[Annotated element listings]
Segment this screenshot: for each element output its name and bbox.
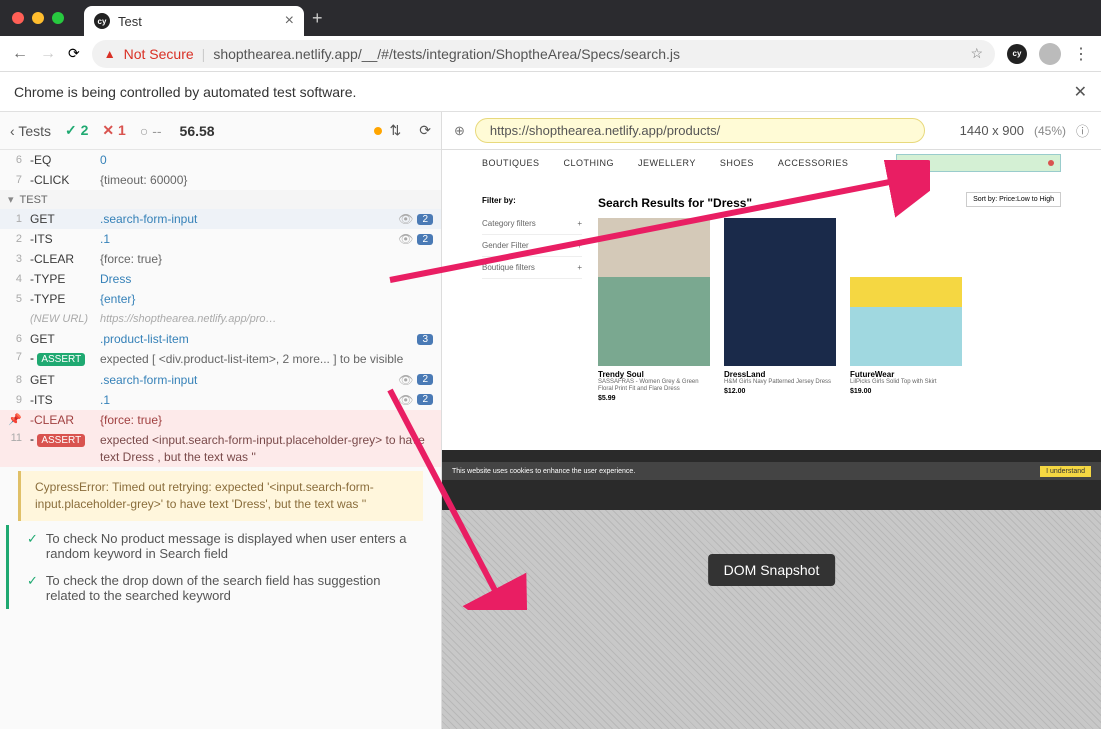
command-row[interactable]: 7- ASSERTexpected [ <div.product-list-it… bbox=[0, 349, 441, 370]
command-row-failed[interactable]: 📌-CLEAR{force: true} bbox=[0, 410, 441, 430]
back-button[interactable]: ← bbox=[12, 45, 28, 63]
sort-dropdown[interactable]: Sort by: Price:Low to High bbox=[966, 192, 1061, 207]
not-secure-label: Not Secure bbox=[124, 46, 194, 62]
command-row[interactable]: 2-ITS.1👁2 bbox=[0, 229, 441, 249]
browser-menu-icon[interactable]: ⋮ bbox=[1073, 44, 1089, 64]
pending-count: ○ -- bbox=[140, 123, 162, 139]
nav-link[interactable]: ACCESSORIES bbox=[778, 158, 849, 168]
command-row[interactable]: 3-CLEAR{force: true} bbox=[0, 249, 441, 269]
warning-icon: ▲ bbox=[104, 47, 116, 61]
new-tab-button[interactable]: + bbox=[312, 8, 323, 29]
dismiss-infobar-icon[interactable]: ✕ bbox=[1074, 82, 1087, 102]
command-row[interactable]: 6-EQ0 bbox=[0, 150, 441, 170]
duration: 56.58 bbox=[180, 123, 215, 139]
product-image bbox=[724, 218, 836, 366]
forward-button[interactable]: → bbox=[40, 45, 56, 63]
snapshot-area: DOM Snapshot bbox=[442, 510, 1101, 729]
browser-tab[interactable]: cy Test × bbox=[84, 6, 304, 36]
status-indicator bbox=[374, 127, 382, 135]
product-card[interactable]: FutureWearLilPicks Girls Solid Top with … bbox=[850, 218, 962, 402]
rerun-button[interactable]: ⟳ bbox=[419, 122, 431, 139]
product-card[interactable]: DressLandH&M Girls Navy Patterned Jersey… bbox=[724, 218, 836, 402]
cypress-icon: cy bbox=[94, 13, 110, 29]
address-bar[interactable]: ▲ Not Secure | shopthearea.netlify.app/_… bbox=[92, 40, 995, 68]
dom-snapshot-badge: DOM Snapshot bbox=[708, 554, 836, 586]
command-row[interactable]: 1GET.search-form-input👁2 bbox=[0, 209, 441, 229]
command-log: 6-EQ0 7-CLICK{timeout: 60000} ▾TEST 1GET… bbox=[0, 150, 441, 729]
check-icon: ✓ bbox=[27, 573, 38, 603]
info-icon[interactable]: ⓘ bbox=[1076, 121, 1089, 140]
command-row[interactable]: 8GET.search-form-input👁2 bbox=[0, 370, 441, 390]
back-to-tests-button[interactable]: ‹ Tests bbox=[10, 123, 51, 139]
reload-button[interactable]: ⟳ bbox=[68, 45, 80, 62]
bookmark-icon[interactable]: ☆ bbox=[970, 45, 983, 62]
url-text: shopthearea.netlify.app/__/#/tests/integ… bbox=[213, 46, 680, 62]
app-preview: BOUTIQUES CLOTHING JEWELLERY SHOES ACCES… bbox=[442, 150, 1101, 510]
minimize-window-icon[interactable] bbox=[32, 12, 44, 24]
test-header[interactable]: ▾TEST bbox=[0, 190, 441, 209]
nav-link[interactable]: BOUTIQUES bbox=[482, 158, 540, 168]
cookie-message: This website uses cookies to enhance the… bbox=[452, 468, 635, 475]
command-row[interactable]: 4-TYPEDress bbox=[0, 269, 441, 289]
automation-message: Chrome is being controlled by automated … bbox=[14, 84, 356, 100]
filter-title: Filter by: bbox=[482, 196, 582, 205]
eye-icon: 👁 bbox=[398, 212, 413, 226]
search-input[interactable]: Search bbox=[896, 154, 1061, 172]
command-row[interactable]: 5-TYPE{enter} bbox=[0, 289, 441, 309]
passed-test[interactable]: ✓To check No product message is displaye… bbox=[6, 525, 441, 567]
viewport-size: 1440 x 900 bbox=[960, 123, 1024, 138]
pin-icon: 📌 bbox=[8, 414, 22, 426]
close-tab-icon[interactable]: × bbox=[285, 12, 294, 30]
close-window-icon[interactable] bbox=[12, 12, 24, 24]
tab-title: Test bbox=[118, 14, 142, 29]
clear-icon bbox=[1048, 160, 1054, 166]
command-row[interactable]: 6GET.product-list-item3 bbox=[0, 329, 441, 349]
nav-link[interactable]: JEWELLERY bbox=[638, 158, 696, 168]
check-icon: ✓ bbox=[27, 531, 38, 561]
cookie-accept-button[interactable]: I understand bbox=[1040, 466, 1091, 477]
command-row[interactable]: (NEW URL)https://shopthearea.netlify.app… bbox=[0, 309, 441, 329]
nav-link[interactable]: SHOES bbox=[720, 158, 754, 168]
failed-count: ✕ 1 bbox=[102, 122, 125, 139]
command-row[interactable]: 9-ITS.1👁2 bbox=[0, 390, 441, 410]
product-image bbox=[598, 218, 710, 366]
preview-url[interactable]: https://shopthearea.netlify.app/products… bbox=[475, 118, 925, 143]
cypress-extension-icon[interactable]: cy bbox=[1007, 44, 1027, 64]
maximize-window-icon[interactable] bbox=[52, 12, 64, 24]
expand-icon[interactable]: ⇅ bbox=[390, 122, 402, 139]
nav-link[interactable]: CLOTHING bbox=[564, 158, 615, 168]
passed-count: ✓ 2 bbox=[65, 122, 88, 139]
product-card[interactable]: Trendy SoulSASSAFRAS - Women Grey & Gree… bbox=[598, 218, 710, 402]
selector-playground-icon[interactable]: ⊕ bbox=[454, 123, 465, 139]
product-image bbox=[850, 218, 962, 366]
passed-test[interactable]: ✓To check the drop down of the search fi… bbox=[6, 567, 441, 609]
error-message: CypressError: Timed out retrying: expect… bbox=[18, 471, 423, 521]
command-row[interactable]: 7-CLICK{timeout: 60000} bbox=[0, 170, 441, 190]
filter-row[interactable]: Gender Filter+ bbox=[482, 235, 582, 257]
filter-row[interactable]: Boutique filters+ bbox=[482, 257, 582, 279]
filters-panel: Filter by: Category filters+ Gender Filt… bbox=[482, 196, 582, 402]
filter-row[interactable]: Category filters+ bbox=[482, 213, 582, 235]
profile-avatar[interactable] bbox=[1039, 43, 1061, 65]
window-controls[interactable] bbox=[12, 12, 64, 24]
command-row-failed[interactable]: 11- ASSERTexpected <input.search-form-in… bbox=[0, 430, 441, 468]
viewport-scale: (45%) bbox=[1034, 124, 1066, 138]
==
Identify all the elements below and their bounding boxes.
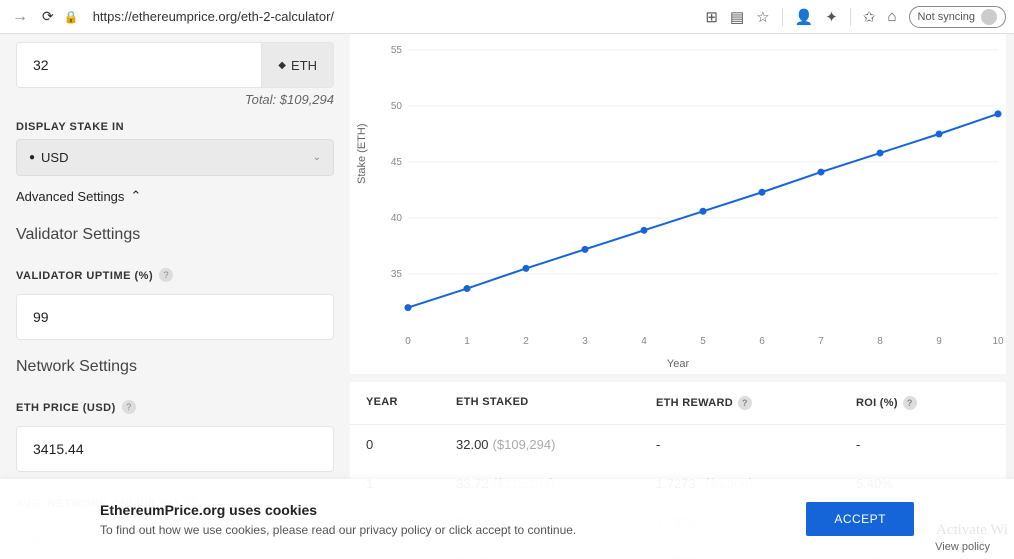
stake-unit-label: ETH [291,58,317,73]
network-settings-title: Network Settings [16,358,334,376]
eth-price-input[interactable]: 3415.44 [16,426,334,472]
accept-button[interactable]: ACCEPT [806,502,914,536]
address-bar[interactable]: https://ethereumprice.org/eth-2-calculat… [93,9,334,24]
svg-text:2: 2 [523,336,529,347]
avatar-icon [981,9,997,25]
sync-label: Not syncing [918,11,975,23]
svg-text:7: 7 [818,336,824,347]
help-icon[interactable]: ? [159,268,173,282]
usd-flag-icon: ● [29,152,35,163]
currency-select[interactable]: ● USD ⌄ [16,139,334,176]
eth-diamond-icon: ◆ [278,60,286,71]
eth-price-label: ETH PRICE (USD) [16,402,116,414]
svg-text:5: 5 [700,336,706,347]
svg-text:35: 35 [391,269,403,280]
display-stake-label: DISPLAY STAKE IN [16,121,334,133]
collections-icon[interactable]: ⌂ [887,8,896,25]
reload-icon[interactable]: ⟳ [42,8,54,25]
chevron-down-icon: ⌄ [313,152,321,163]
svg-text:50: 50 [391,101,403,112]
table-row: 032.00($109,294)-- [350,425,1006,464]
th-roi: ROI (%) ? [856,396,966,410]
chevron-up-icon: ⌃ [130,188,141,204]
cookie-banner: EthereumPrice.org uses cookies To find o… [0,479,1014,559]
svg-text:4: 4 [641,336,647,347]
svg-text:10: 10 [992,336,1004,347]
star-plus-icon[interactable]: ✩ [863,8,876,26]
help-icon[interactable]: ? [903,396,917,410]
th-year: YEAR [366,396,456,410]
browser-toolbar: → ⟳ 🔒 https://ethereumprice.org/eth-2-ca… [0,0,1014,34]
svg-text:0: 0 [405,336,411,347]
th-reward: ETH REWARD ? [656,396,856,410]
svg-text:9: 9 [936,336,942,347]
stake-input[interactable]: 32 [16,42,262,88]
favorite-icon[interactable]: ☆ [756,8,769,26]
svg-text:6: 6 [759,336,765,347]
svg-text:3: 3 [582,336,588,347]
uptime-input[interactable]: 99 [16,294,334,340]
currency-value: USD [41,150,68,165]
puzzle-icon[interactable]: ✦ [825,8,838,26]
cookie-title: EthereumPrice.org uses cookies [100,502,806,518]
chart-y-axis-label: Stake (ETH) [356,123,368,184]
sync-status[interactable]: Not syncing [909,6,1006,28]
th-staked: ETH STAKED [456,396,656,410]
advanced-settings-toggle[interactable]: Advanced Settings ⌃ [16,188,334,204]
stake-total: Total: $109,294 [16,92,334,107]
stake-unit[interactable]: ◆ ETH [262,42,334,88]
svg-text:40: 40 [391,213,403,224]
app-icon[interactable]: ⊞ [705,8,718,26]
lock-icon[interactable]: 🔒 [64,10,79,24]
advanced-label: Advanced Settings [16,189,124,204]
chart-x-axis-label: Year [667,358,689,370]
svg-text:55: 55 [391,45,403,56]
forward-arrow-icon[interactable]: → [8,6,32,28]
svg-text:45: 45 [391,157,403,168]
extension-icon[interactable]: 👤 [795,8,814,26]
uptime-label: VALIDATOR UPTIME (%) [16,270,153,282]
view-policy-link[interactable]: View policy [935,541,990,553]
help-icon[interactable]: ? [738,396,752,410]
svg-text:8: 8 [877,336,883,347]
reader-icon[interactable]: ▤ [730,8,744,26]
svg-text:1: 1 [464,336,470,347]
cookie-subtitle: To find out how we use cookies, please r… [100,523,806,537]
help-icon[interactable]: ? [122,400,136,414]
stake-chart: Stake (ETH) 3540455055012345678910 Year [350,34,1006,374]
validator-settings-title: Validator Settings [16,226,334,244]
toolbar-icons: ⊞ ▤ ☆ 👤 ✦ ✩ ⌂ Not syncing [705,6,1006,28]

> Required work:
Report how many lines in the rows above contain the string "toolbar", treating case as significant. Give only the number.

> Solved exercise:
2